» Problem to solve
Which lines hold the word "name"? Copy each one.
▬▬▬▬▬▬
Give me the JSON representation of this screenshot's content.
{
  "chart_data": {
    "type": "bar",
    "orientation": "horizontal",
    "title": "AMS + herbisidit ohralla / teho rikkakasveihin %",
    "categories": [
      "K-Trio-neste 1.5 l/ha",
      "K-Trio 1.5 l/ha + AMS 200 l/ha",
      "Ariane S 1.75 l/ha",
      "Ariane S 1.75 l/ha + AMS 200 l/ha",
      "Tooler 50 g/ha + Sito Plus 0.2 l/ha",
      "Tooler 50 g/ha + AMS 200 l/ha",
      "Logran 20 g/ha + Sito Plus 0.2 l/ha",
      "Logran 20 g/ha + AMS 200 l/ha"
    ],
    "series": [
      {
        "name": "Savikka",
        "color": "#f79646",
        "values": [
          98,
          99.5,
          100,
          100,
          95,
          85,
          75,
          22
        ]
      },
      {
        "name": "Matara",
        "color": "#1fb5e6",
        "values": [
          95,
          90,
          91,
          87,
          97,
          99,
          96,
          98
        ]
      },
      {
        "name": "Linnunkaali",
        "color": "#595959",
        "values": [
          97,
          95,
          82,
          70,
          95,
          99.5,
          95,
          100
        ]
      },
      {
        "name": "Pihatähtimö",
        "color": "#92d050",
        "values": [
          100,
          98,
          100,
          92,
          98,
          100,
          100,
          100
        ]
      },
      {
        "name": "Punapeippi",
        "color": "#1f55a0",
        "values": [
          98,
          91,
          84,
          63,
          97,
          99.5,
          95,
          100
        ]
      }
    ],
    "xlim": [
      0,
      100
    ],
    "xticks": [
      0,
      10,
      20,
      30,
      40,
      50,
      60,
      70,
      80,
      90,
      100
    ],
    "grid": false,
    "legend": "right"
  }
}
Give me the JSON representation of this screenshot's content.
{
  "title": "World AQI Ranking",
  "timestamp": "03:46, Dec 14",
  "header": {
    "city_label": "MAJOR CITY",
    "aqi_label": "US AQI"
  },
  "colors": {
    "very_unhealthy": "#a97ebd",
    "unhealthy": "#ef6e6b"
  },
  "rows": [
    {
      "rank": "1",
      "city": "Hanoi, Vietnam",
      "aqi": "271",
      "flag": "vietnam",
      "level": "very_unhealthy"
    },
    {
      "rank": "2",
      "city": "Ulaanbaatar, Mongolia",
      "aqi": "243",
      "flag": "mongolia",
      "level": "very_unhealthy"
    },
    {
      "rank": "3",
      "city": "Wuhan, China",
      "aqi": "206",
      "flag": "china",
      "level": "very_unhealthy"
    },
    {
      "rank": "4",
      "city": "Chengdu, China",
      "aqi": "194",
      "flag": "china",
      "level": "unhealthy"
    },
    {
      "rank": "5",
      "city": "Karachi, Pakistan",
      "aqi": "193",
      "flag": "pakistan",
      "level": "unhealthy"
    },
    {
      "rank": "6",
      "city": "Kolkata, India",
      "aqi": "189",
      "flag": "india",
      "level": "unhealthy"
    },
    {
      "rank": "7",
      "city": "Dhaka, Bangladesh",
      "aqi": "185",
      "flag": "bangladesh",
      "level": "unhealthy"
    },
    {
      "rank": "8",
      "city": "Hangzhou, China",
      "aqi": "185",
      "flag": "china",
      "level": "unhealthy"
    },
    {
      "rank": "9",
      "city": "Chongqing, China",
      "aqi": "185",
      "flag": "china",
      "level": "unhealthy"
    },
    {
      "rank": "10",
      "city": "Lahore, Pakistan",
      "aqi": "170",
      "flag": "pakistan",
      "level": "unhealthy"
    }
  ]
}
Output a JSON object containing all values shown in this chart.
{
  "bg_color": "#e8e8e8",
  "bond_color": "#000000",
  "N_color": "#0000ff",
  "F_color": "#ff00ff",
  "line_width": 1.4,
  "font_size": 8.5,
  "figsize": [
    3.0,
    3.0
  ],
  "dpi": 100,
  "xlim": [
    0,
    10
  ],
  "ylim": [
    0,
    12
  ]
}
▬▬▬▬▬▬
» Written response
        "name": "Savikka",
        "name": "Matara",
        "name": "Linnunkaali",
        "name": "Pihatähtimö",
        "name": "Punapeippi",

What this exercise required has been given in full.